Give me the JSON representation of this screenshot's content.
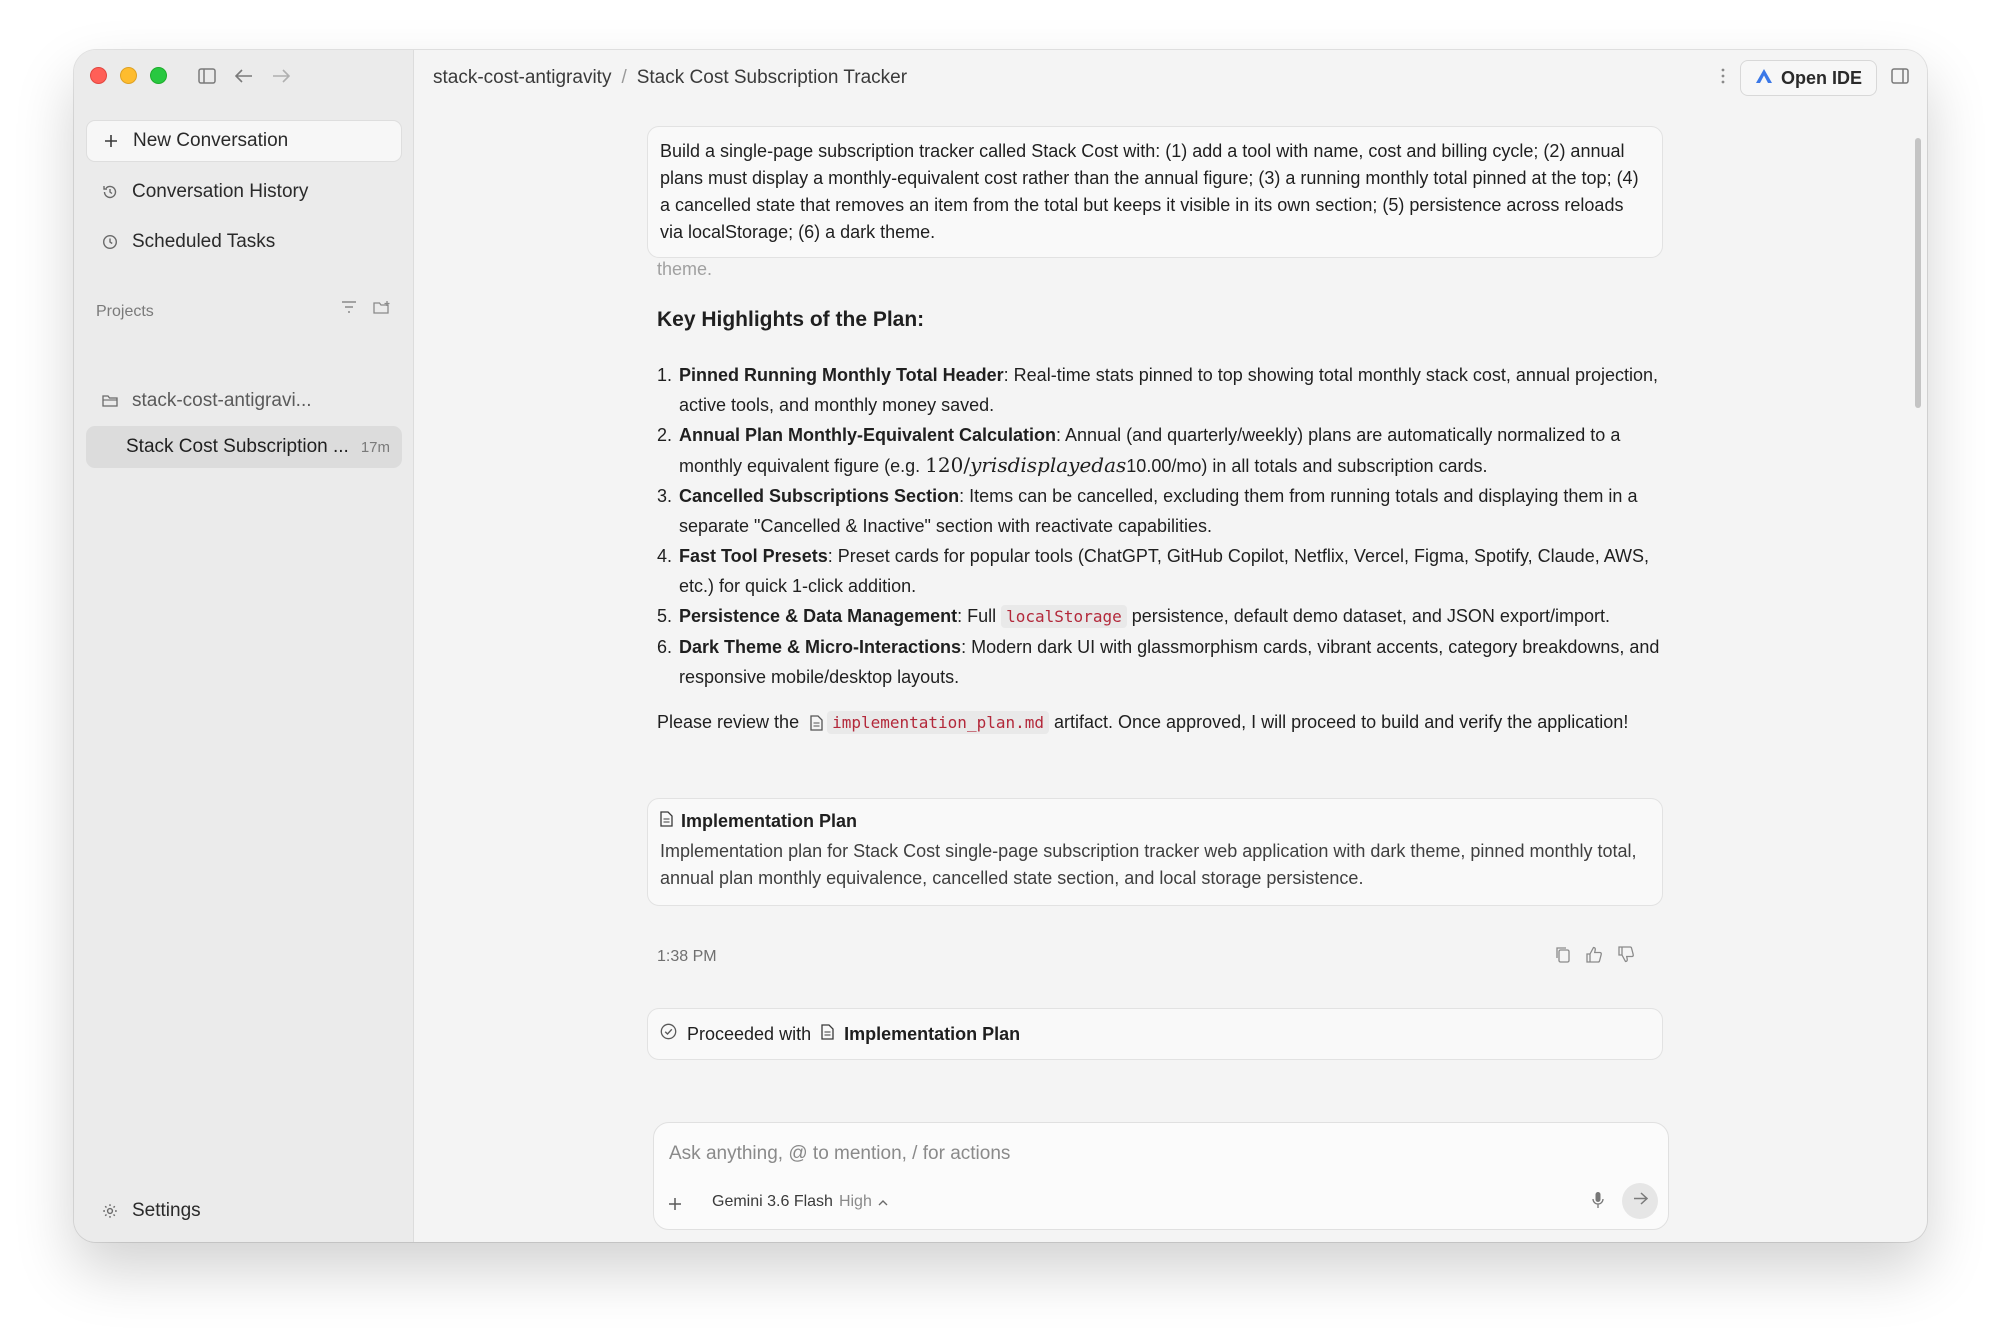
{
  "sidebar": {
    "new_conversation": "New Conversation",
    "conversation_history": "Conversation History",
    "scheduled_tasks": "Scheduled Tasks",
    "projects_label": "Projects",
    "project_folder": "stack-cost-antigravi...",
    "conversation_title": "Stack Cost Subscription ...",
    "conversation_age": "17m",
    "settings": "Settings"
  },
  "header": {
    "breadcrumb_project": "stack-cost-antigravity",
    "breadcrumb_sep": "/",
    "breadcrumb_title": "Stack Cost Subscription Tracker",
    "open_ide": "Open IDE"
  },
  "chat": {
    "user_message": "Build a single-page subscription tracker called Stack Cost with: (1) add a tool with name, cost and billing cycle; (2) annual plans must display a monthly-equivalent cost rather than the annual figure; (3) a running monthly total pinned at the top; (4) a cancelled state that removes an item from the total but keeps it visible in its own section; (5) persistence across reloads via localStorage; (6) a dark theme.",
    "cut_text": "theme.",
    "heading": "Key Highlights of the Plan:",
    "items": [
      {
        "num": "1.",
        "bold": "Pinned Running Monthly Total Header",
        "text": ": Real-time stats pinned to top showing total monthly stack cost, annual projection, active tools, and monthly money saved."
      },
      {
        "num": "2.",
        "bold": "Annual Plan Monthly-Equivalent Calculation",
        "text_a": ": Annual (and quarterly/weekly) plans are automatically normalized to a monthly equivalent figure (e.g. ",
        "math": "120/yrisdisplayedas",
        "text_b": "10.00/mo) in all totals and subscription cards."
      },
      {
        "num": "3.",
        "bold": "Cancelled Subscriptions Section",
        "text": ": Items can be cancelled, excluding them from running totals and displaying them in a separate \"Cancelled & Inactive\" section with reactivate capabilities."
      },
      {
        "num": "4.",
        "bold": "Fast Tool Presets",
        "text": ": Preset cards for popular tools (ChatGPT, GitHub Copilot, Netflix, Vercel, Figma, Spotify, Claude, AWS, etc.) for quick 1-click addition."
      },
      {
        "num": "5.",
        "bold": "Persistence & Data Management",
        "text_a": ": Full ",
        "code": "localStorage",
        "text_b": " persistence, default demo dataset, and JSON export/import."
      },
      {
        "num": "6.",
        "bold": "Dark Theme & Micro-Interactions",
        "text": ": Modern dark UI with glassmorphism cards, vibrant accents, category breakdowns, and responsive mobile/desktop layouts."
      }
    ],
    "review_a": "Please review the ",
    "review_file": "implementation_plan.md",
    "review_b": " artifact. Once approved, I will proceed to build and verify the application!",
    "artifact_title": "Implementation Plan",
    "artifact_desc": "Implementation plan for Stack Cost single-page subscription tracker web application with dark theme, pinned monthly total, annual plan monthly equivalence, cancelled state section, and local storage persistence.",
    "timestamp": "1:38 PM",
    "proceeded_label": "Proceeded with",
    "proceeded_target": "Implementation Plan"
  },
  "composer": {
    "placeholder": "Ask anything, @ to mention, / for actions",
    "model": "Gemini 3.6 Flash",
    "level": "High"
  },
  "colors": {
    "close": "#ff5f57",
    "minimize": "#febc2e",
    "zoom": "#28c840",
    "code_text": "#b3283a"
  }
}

.....

(Instructions for the task): Your answer should be a single number: the count of lines that contain "page".

(Response to this exercise): 2